Data entries
══════════

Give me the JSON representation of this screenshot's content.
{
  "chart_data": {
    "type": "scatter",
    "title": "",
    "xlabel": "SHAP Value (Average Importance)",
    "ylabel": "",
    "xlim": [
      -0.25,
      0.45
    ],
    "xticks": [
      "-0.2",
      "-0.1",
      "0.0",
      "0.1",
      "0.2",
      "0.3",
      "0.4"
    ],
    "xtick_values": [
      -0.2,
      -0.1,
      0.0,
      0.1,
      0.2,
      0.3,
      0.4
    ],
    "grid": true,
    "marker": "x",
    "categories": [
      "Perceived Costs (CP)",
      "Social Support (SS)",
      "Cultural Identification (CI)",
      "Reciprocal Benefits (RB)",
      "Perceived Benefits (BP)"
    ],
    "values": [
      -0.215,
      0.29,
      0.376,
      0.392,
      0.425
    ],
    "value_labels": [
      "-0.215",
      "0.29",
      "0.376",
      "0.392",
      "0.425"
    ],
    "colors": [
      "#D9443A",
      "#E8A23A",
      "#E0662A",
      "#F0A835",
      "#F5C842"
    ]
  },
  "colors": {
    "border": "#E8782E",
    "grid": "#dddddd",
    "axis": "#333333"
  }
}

══════════

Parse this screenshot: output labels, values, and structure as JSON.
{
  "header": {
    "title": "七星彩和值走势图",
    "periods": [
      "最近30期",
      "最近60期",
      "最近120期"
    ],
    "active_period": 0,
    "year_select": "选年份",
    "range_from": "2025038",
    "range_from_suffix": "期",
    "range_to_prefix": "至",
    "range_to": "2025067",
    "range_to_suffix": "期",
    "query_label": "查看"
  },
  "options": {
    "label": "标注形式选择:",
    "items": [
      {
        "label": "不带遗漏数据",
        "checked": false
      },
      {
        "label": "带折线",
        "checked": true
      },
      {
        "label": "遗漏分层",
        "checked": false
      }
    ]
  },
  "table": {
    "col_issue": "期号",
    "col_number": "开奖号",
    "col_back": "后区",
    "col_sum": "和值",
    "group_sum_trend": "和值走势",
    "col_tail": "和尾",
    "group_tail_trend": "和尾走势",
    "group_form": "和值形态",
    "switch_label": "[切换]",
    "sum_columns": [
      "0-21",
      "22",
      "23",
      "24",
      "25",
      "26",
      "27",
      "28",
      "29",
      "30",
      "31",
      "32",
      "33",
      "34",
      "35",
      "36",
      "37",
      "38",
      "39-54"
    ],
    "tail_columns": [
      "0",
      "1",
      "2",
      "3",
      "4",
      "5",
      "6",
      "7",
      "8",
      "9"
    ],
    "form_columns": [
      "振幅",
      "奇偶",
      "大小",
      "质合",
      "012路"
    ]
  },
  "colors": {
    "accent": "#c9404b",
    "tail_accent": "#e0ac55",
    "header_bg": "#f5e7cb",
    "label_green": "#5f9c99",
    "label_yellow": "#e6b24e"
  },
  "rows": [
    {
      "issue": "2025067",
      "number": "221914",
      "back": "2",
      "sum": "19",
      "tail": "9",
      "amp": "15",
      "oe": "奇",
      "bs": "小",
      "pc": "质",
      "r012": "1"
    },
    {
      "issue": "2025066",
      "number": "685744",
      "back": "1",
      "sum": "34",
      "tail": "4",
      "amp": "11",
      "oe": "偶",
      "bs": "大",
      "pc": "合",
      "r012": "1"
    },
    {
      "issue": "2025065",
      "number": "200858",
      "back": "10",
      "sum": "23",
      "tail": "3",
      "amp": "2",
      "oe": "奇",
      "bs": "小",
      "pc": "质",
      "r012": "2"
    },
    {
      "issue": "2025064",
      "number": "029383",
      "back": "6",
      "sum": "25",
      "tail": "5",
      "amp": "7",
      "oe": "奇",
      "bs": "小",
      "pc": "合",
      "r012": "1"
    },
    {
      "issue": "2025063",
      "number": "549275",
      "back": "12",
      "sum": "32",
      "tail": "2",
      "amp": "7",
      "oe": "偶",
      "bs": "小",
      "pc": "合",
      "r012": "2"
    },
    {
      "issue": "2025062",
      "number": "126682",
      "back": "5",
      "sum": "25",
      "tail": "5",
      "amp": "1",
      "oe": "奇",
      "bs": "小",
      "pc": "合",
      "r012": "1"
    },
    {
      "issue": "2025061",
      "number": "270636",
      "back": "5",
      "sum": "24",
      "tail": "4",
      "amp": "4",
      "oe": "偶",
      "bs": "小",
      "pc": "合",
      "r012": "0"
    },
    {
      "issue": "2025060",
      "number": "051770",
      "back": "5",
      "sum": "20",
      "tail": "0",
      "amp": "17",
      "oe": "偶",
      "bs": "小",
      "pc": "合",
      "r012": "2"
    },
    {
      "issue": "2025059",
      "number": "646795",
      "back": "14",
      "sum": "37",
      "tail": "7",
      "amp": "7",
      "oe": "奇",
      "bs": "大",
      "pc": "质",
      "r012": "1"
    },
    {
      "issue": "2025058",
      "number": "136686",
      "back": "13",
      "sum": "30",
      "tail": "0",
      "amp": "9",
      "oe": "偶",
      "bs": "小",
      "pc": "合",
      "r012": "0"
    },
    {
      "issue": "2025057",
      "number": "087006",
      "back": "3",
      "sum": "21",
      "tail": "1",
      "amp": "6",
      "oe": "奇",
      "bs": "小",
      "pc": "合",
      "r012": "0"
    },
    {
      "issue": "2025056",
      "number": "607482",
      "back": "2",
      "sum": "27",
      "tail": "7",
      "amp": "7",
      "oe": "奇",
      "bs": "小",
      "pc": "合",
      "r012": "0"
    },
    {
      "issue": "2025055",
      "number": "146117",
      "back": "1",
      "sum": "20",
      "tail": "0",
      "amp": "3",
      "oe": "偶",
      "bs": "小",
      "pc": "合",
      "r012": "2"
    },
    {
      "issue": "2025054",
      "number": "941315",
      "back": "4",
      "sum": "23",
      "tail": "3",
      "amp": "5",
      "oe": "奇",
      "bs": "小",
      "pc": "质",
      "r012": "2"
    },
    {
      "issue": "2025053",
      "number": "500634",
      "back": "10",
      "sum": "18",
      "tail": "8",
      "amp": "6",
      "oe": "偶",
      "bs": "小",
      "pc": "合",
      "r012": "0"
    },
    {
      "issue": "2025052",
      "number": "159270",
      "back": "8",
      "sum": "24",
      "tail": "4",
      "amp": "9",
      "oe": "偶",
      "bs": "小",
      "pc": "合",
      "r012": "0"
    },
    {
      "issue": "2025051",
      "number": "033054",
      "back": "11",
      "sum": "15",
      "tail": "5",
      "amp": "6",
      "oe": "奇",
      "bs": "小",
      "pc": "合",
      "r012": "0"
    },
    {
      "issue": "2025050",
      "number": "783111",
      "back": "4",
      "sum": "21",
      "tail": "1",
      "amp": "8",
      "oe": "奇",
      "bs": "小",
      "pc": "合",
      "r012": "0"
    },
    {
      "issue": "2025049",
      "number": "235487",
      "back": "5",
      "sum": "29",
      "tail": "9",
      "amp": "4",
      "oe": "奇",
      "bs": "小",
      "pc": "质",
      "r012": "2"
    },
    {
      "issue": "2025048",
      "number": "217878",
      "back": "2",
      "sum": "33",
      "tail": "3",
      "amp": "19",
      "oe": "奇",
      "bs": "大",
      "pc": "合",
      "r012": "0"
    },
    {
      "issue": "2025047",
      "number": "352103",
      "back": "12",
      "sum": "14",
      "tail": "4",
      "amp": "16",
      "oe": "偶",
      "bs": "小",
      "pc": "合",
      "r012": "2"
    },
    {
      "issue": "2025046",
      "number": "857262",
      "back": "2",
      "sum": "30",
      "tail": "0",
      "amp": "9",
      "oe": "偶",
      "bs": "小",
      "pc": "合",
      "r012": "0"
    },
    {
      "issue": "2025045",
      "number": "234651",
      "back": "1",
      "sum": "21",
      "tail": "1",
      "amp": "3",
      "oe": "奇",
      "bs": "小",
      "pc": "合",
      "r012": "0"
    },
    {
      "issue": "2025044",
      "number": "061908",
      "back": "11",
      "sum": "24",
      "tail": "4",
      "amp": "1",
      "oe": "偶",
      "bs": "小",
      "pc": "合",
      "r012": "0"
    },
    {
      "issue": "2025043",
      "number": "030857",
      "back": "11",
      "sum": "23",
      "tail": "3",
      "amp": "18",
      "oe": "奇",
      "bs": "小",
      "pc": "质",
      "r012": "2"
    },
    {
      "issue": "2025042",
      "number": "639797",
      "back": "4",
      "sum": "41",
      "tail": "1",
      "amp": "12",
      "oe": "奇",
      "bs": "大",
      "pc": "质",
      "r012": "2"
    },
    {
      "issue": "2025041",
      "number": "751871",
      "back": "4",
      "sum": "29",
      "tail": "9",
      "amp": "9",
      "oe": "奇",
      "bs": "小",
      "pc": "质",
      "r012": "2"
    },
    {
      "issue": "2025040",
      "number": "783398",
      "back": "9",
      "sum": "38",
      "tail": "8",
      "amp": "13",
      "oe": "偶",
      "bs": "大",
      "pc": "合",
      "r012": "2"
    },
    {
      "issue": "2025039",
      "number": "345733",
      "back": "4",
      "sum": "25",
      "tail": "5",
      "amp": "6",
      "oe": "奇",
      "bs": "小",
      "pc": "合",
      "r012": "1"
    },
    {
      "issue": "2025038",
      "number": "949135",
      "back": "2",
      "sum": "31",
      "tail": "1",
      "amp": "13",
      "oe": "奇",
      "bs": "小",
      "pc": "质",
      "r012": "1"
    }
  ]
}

══════════

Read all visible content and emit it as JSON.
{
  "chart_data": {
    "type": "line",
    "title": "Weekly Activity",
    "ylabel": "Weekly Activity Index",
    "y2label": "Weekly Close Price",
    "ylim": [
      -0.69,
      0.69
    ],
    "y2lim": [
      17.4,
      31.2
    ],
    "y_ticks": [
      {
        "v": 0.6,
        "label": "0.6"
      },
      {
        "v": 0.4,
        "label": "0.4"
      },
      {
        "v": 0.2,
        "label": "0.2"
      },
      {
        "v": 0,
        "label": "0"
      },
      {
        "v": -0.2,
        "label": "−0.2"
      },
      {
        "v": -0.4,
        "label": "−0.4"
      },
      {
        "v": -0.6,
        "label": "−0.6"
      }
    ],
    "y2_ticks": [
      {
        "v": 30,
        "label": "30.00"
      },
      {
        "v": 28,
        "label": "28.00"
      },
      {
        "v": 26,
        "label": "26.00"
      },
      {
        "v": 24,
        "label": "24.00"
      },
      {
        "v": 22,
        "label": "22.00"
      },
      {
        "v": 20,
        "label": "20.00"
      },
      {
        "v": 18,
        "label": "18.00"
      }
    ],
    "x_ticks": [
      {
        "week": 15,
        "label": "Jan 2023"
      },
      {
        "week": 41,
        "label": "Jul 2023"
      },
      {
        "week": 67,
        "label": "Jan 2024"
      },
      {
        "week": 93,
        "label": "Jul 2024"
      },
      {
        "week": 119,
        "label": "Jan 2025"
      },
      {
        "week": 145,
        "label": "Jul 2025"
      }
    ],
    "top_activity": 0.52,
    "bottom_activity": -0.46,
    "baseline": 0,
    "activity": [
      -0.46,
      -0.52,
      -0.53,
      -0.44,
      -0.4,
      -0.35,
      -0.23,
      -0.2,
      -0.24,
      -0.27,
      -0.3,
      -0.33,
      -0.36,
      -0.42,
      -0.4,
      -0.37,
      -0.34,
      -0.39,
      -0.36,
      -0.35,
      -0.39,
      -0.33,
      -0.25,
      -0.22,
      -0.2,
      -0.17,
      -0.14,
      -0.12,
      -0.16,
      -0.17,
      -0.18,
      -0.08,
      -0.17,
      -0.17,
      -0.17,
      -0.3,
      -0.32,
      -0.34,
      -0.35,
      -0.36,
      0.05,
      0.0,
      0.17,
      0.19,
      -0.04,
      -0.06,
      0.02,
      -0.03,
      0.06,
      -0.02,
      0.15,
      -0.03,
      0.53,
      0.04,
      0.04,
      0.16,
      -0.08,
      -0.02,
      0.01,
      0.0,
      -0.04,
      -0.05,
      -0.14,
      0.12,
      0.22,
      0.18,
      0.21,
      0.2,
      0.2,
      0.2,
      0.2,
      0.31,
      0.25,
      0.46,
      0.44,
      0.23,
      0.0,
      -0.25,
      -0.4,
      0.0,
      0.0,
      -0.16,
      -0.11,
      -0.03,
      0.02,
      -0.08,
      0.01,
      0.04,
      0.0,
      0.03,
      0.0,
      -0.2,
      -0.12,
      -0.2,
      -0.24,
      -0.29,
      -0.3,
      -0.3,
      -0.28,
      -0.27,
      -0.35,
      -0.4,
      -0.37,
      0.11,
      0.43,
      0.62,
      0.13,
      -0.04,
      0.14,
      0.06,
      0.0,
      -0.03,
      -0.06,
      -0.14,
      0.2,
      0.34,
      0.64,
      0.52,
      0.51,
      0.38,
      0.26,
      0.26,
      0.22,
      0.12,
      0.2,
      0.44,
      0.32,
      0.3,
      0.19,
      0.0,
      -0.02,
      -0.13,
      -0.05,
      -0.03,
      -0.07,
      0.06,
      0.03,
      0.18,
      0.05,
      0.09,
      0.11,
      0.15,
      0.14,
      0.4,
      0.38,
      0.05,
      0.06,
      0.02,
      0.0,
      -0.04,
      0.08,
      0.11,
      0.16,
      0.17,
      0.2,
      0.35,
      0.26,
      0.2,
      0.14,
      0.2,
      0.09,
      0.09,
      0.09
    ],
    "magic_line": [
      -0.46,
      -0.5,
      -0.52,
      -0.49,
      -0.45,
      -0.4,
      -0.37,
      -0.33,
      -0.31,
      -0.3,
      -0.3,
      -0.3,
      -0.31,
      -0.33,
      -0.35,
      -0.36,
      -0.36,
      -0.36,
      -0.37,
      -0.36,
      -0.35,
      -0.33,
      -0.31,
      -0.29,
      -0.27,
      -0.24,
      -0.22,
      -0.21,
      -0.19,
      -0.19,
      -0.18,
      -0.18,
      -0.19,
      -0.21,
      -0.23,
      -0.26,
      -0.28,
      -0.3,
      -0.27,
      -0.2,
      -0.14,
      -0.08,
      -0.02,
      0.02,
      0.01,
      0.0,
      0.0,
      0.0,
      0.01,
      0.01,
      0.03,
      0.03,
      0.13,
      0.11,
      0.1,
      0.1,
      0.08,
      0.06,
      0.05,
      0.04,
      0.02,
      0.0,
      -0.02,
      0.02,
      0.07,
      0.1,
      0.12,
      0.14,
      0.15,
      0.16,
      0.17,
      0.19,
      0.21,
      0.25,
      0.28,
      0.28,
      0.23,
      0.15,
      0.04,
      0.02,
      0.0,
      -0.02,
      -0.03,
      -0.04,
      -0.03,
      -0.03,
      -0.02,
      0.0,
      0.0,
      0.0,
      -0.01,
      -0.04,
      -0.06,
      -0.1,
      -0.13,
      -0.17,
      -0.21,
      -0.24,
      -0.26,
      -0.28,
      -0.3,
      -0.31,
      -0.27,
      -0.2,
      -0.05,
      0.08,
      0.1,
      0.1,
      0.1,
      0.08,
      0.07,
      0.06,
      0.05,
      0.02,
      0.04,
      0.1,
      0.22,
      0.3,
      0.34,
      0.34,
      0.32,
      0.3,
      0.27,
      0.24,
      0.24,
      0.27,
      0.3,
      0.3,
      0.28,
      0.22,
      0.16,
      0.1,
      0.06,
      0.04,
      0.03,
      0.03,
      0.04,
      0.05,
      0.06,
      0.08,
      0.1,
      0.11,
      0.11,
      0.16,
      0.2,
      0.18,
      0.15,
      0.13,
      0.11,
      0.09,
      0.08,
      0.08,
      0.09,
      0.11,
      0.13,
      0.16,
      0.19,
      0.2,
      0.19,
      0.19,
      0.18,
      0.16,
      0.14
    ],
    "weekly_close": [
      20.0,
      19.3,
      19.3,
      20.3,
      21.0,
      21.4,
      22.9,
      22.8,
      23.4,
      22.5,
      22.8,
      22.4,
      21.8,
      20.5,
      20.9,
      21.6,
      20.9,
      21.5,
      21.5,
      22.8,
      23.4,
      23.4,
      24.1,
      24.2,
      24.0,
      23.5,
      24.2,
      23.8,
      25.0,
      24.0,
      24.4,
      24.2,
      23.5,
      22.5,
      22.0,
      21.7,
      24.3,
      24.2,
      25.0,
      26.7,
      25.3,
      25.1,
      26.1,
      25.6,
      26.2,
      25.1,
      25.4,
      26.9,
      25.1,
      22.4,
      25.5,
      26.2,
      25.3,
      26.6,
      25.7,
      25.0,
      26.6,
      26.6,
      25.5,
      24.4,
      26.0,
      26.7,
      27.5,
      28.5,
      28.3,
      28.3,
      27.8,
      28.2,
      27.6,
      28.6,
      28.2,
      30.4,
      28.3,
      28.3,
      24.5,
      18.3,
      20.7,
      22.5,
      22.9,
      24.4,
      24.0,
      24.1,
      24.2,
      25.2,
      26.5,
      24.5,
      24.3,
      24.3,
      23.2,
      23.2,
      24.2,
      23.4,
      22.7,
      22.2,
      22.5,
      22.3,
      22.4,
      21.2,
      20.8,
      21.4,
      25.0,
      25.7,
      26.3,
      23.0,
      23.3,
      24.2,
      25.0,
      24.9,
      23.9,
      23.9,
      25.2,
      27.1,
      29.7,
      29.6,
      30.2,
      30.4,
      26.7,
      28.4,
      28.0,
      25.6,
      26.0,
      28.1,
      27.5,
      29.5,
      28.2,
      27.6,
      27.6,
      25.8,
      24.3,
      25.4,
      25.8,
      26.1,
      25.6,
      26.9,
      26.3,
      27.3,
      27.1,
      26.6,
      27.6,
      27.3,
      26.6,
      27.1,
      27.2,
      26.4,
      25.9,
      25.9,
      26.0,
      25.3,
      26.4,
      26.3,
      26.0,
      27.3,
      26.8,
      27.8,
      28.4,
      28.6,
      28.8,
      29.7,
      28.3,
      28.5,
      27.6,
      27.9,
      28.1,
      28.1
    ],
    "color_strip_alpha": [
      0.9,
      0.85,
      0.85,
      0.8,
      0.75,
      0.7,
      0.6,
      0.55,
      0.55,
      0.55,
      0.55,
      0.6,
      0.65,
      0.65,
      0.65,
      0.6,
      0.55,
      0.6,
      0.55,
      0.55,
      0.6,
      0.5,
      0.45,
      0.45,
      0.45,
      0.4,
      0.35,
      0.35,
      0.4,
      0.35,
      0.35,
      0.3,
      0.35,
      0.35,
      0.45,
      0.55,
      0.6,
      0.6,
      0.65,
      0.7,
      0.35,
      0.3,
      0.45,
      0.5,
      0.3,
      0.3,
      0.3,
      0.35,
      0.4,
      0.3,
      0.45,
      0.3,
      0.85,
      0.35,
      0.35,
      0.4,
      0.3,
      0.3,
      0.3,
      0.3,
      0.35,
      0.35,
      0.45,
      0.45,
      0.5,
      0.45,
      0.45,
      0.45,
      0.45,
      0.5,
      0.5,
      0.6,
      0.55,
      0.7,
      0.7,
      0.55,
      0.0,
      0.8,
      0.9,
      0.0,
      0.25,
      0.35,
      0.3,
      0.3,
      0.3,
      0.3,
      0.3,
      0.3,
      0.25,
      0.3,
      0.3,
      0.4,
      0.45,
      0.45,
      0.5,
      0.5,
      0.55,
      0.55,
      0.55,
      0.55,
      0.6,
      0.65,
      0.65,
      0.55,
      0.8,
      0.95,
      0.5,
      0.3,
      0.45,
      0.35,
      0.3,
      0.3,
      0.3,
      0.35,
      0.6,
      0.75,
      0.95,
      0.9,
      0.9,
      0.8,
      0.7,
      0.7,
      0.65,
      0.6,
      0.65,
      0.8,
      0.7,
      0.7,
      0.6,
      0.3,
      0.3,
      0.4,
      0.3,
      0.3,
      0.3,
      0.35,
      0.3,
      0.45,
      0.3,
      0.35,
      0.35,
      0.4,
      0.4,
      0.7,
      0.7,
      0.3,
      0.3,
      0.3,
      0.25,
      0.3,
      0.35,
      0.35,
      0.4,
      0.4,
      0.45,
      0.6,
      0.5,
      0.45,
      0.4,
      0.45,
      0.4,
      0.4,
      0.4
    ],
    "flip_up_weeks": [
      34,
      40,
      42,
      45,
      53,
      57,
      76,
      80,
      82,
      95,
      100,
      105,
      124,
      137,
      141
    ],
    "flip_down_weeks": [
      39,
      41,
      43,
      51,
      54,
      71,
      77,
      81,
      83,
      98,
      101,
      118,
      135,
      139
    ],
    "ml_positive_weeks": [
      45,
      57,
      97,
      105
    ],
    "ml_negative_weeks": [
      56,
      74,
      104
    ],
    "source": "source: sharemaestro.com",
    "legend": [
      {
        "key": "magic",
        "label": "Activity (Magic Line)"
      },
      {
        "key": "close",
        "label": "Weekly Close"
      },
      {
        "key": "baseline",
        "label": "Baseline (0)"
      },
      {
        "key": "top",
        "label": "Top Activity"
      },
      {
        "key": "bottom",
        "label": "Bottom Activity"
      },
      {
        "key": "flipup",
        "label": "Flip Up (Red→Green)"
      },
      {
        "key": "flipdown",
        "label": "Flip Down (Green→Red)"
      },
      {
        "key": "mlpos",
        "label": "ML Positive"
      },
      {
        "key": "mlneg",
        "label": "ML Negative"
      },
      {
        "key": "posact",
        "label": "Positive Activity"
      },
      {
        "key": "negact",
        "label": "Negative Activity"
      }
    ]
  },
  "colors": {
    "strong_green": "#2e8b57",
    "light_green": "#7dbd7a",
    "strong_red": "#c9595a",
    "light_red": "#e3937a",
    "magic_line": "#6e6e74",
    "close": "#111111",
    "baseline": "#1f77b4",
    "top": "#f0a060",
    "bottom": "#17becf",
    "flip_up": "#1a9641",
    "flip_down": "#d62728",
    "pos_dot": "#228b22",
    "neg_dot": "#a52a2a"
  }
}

══════════

§ PROMPT: Each line with the string "content" in it needs to be found and copied.

§ RESPONSE:
Give me the JSON representation of this screenshot's content.
Read all visible content and emit it as JSON.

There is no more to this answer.